#### WHAT IS BEING ASKED
Your task is to copy the listing exactly, with the pictures left out.
(begin)
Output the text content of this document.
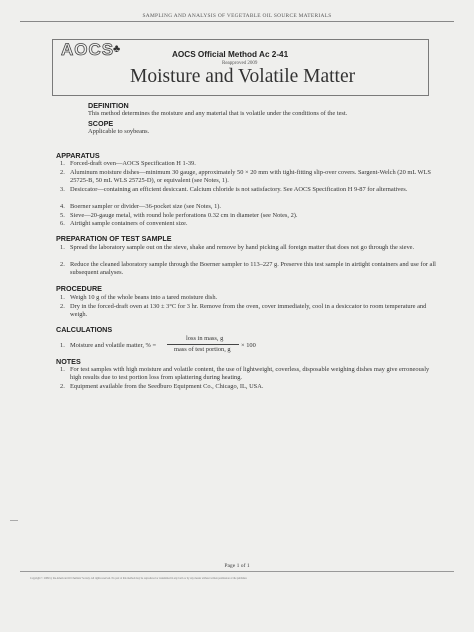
SAMPLING AND ANALYSIS OF VEGETABLE OIL SOURCE MATERIALS
AOCS
♣	AOCS Official Method Ac 2-41
Reapproved 2009
Moisture and Volatile Matter
DEFINITION
This method determines the moisture and any material that is volatile under the conditions of the test.
SCOPE
Applicable to soybeans.
APPARATUS
1. Forced-draft oven—AOCS Specification H 1-39.
2. Aluminum moisture dishes—minimum 30 gauge, approximately 50 × 20 mm with tight-fitting slip-over covers. Sargent-Welch (20 mL WLS 25725-B, 50 mL WLS 25725-D), or equivalent (see Notes, 1).
3. Desiccator—containing an efficient desiccant. Calcium chloride is not satisfactory. See AOCS Specification H 9-87 for alternatives.
4. Boerner sampler or divider—36-pocket size (see Notes, 1).
5. Sieve—20-gauge metal, with round hole perforations 0.32 cm in diameter (see Notes, 2).
6. Airtight sample containers of convenient size.
PREPARATION OF TEST SAMPLE
1. Spread the laboratory sample out on the sieve, shake and remove by hand picking all foreign matter that does not go through the sieve.
2. Reduce the cleaned laboratory sample through the Boerner sampler to 113–227 g. Preserve this test sample in airtight containers and use for all subsequent analyses.
PROCEDURE
1. Weigh 10 g of the whole beans into a tared moisture dish.
2. Dry in the forced-draft oven at 130 ± 3°C for 3 hr. Remove from the oven, cover immediately, cool in a desiccator to room temperature and weigh.
CALCULATIONS
1. Moisture and volatile matter, % =
loss in mass, g
mass of test portion, g
× 100
NOTES
1. For test samples with high moisture and volatile content, the use of lightweight, coverless, disposable weighing dishes may give erroneously high results due to test portion loss from splattering during heating.
2. Equipment available from the Seedburo Equipment Co., Chicago, IL, USA.
Page 1 of 1
Copyright © 2009 by the American Oil Chemists' Society. All rights reserved. No part of this method may be reproduced or transmitted in any form or by any means without written permission of the publisher.
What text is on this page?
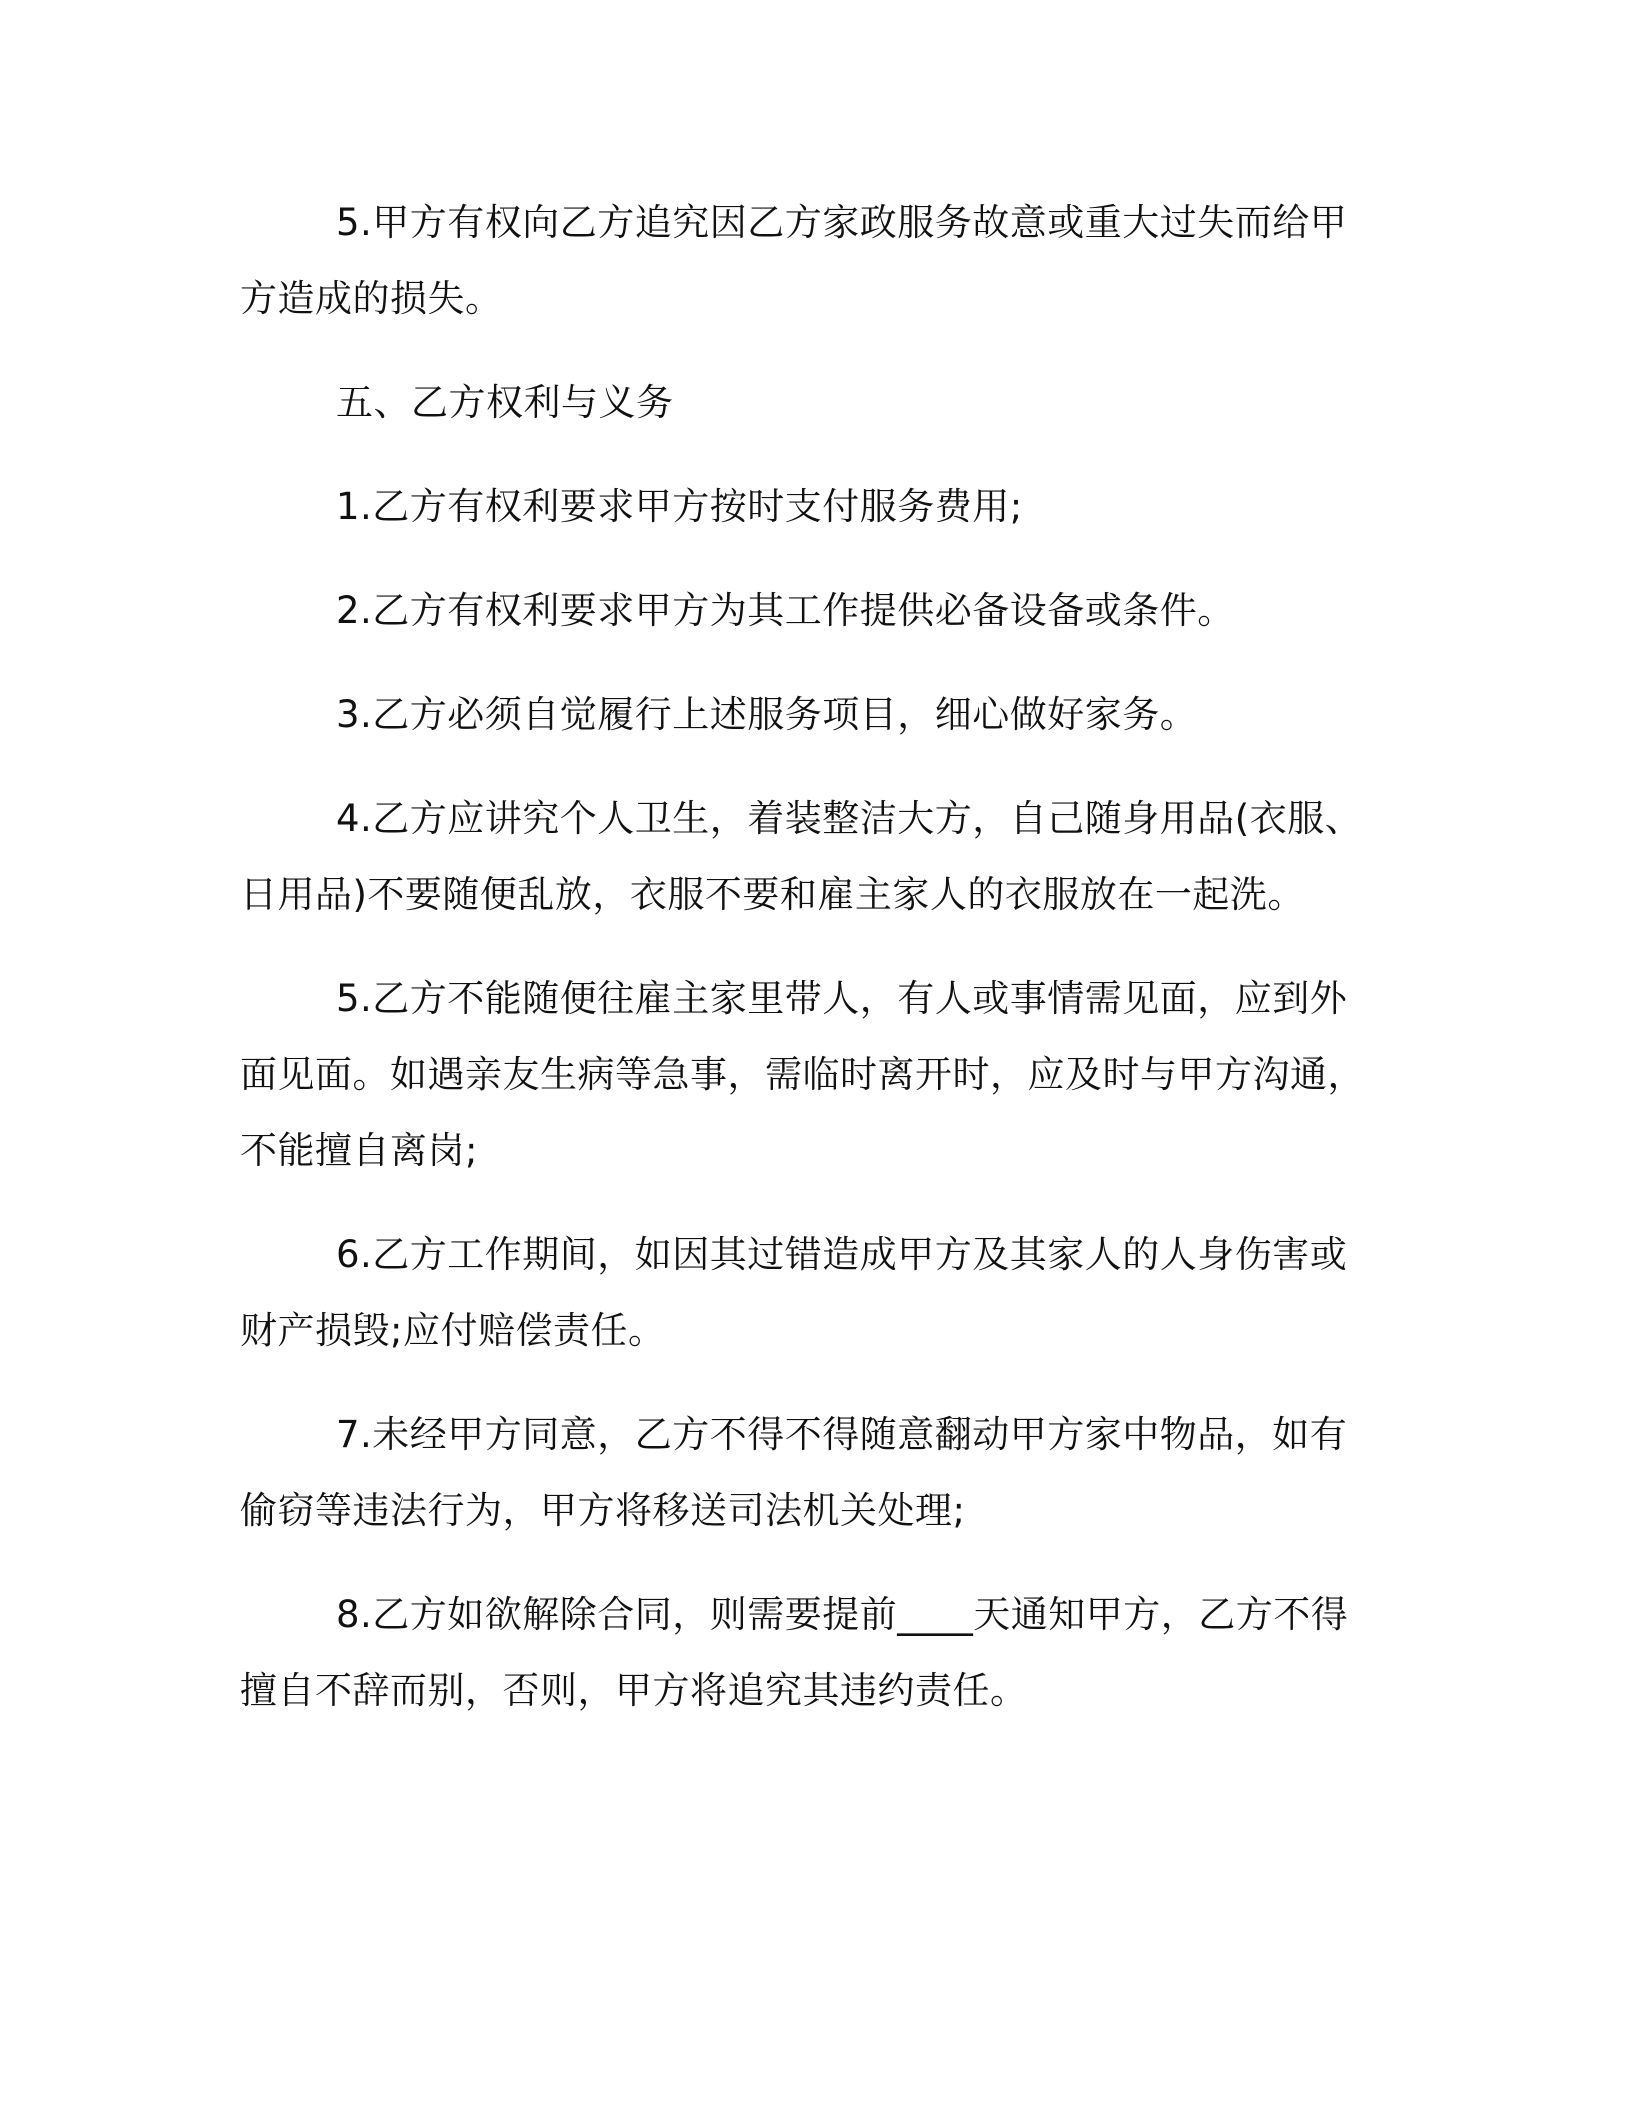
5.甲方有权向乙方追究因乙方家政服务故意或重大过失而给甲方造成的损失。

五、乙方权利与义务

1.乙方有权利要求甲方按时支付服务费用;

2.乙方有权利要求甲方为其工作提供必备设备或条件。

3.乙方必须自觉履行上述服务项目，细心做好家务。

4.乙方应讲究个人卫生，着装整洁大方，自己随身用品(衣服、日用品)不要随便乱放，衣服不要和雇主家人的衣服放在一起洗。

5.乙方不能随便往雇主家里带人，有人或事情需见面，应到外面见面。如遇亲友生病等急事，需临时离开时，应及时与甲方沟通，不能擅自离岗;

6.乙方工作期间，如因其过错造成甲方及其家人的人身伤害或财产损毁;应付赔偿责任。

7.未经甲方同意，乙方不得不得随意翻动甲方家中物品，如有偷窃等违法行为，甲方将移送司法机关处理;

8.乙方如欲解除合同，则需要提前____天通知甲方，乙方不得擅自不辞而别，否则，甲方将追究其违约责任。
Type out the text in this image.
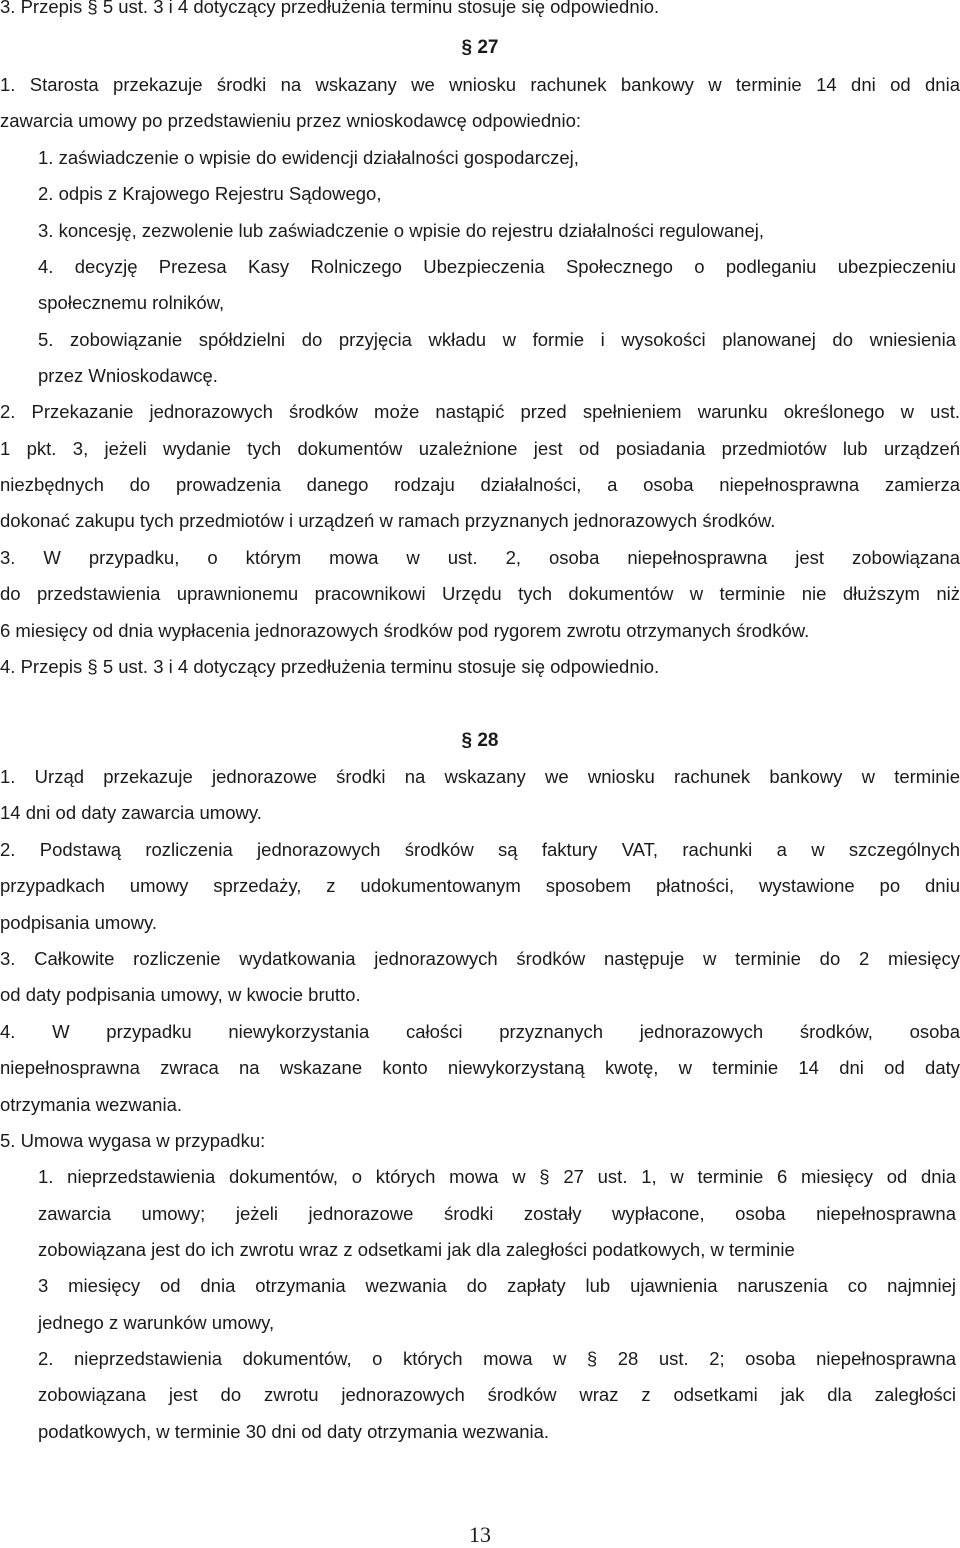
3. Przepis § 5 ust. 3 i 4 dotyczący przedłużenia terminu stosuje się odpowiednio.
§ 27
1. Starosta przekazuje środki na wskazany we wniosku rachunek bankowy w terminie 14 dni od dnia
zawarcia umowy po przedstawieniu przez wnioskodawcę odpowiednio:
1. zaświadczenie o wpisie do ewidencji działalności gospodarczej,
2. odpis z Krajowego Rejestru Sądowego,
3. koncesję, zezwolenie lub zaświadczenie o wpisie do rejestru działalności regulowanej,
4. decyzję Prezesa Kasy Rolniczego Ubezpieczenia Społecznego o podleganiu ubezpieczeniu
społecznemu rolników,
5. zobowiązanie spółdzielni do przyjęcia wkładu w formie i wysokości planowanej do wniesienia
przez Wnioskodawcę.
2. Przekazanie jednorazowych środków może nastąpić przed spełnieniem warunku określonego w ust.
1 pkt. 3, jeżeli wydanie tych dokumentów uzależnione jest od posiadania przedmiotów lub urządzeń
niezbędnych do prowadzenia danego rodzaju działalności, a osoba niepełnosprawna zamierza
dokonać zakupu tych przedmiotów i urządzeń w ramach przyznanych jednorazowych środków.
3. W przypadku, o którym mowa w ust. 2, osoba niepełnosprawna jest zobowiązana
do przedstawienia uprawnionemu pracownikowi Urzędu tych dokumentów w terminie nie dłuższym niż
6 miesięcy od dnia wypłacenia jednorazowych środków pod rygorem zwrotu otrzymanych środków.
4. Przepis § 5 ust. 3 i 4 dotyczący przedłużenia terminu stosuje się odpowiednio.
§ 28
1. Urząd przekazuje jednorazowe środki na wskazany we wniosku rachunek bankowy w terminie
14 dni od daty zawarcia umowy.
2. Podstawą rozliczenia jednorazowych środków są faktury VAT, rachunki a w szczególnych
przypadkach umowy sprzedaży, z udokumentowanym sposobem płatności, wystawione po dniu
podpisania umowy.
3. Całkowite rozliczenie wydatkowania jednorazowych środków następuje w terminie do 2 miesięcy
od daty podpisania umowy, w kwocie brutto.
4. W przypadku niewykorzystania całości przyznanych jednorazowych środków, osoba
niepełnosprawna zwraca na wskazane konto niewykorzystaną kwotę, w terminie 14 dni od daty
otrzymania wezwania.
5. Umowa wygasa w przypadku:
1. nieprzedstawienia dokumentów, o których mowa w § 27 ust. 1, w terminie 6 miesięcy od dnia
zawarcia umowy; jeżeli jednorazowe środki zostały wypłacone, osoba niepełnosprawna
zobowiązana jest do ich zwrotu wraz z odsetkami jak dla zaległości podatkowych, w terminie
3 miesięcy od dnia otrzymania wezwania do zapłaty lub ujawnienia naruszenia co najmniej
jednego z warunków umowy,
2. nieprzedstawienia dokumentów, o których mowa w § 28 ust. 2; osoba niepełnosprawna
zobowiązana jest do zwrotu jednorazowych środków wraz z odsetkami jak dla zaległości
podatkowych, w terminie 30 dni od daty otrzymania wezwania.
13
(end)
#### ANSWER TO THE TASK
Output the text content of this document.
SAMPLING AND ANALYSIS OF VEGETABLE OIL SOURCE MATERIALS
AOCS
♣	AOCS Official Method Ac 2-41
Reapproved 2009
Moisture and Volatile Matter
DEFINITION
This method determines the moisture and any material that is volatile under the conditions of the test.
SCOPE
Applicable to soybeans.
APPARATUS
1. Forced-draft oven—AOCS Specification H 1-39.
2. Aluminum moisture dishes—minimum 30 gauge, approximately 50 × 20 mm with tight-fitting slip-over covers. Sargent-Welch (20 mL WLS 25725-B, 50 mL WLS 25725-D), or equivalent (see Notes, 1).
3. Desiccator—containing an efficient desiccant. Calcium chloride is not satisfactory. See AOCS Specification H 9-87 for alternatives.
4. Boerner sampler or divider—36-pocket size (see Notes, 1).
5. Sieve—20-gauge metal, with round hole perforations 0.32 cm in diameter (see Notes, 2).
6. Airtight sample containers of convenient size.
PREPARATION OF TEST SAMPLE
1. Spread the laboratory sample out on the sieve, shake and remove by hand picking all foreign matter that does not go through the sieve.
2. Reduce the cleaned laboratory sample through the Boerner sampler to 113–227 g. Preserve this test sample in airtight containers and use for all subsequent analyses.
PROCEDURE
1. Weigh 10 g of the whole beans into a tared moisture dish.
2. Dry in the forced-draft oven at 130 ± 3°C for 3 hr. Remove from the oven, cover immediately, cool in a desiccator to room temperature and weigh.
CALCULATIONS
1. Moisture and volatile matter, % =
loss in mass, g
mass of test portion, g
× 100
NOTES
1. For test samples with high moisture and volatile content, the use of lightweight, coverless, disposable weighing dishes may give erroneously high results due to test portion loss from splattering during heating.
2. Equipment available from the Seedburo Equipment Co., Chicago, IL, USA.
Page 1 of 1
Copyright © 2009 by the American Oil Chemists' Society. All rights reserved. No part of this method may be reproduced or transmitted in any form or by any means without written permission of the publisher.
What text is on this page?
5.甲方有权向乙方追究因乙方家政服务故意或重大过失而给甲方造成的损失。

五、乙方权利与义务

1.乙方有权利要求甲方按时支付服务费用;

2.乙方有权利要求甲方为其工作提供必备设备或条件。

3.乙方必须自觉履行上述服务项目，细心做好家务。

4.乙方应讲究个人卫生，着装整洁大方，自己随身用品(衣服、日用品)不要随便乱放，衣服不要和雇主家人的衣服放在一起洗。

5.乙方不能随便往雇主家里带人，有人或事情需见面，应到外面见面。如遇亲友生病等急事，需临时离开时，应及时与甲方沟通，不能擅自离岗;

6.乙方工作期间，如因其过错造成甲方及其家人的人身伤害或财产损毁;应付赔偿责任。

7.未经甲方同意，乙方不得不得随意翻动甲方家中物品，如有偷窃等违法行为，甲方将移送司法机关处理;

8.乙方如欲解除合同，则需要提前____天通知甲方，乙方不得擅自不辞而别，否则，甲方将追究其违约责任。
Type out the text in this image.
3. Przepis § 5 ust. 3 i 4 dotyczący przedłużenia terminu stosuje się odpowiednio.
§ 27
1. Starosta przekazuje środki na wskazany we wniosku rachunek bankowy w terminie 14 dni od dnia
zawarcia umowy po przedstawieniu przez wnioskodawcę odpowiednio:
1. zaświadczenie o wpisie do ewidencji działalności gospodarczej,
2. odpis z Krajowego Rejestru Sądowego,
3. koncesję, zezwolenie lub zaświadczenie o wpisie do rejestru działalności regulowanej,
4. decyzję Prezesa Kasy Rolniczego Ubezpieczenia Społecznego o podleganiu ubezpieczeniu
społecznemu rolników,
5. zobowiązanie spółdzielni do przyjęcia wkładu w formie i wysokości planowanej do wniesienia
przez Wnioskodawcę.
2. Przekazanie jednorazowych środków może nastąpić przed spełnieniem warunku określonego w ust.
1 pkt. 3, jeżeli wydanie tych dokumentów uzależnione jest od posiadania przedmiotów lub urządzeń
niezbędnych do prowadzenia danego rodzaju działalności, a osoba niepełnosprawna zamierza
dokonać zakupu tych przedmiotów i urządzeń w ramach przyznanych jednorazowych środków.
3. W przypadku, o którym mowa w ust. 2, osoba niepełnosprawna jest zobowiązana
do przedstawienia uprawnionemu pracownikowi Urzędu tych dokumentów w terminie nie dłuższym niż
6 miesięcy od dnia wypłacenia jednorazowych środków pod rygorem zwrotu otrzymanych środków.
4. Przepis § 5 ust. 3 i 4 dotyczący przedłużenia terminu stosuje się odpowiednio.
§ 28
1. Urząd przekazuje jednorazowe środki na wskazany we wniosku rachunek bankowy w terminie
14 dni od daty zawarcia umowy.
2. Podstawą rozliczenia jednorazowych środków są faktury VAT, rachunki a w szczególnych
przypadkach umowy sprzedaży, z udokumentowanym sposobem płatności, wystawione po dniu
podpisania umowy.
3. Całkowite rozliczenie wydatkowania jednorazowych środków następuje w terminie do 2 miesięcy
od daty podpisania umowy, w kwocie brutto.
4. W przypadku niewykorzystania całości przyznanych jednorazowych środków, osoba
niepełnosprawna zwraca na wskazane konto niewykorzystaną kwotę, w terminie 14 dni od daty
otrzymania wezwania.
5. Umowa wygasa w przypadku:
1. nieprzedstawienia dokumentów, o których mowa w § 27 ust. 1, w terminie 6 miesięcy od dnia
zawarcia umowy; jeżeli jednorazowe środki zostały wypłacone, osoba niepełnosprawna
zobowiązana jest do ich zwrotu wraz z odsetkami jak dla zaległości podatkowych, w terminie
3 miesięcy od dnia otrzymania wezwania do zapłaty lub ujawnienia naruszenia co najmniej
jednego z warunków umowy,
2. nieprzedstawienia dokumentów, o których mowa w § 28 ust. 2; osoba niepełnosprawna
zobowiązana jest do zwrotu jednorazowych środków wraz z odsetkami jak dla zaległości
podatkowych, w terminie 30 dni od daty otrzymania wezwania.
13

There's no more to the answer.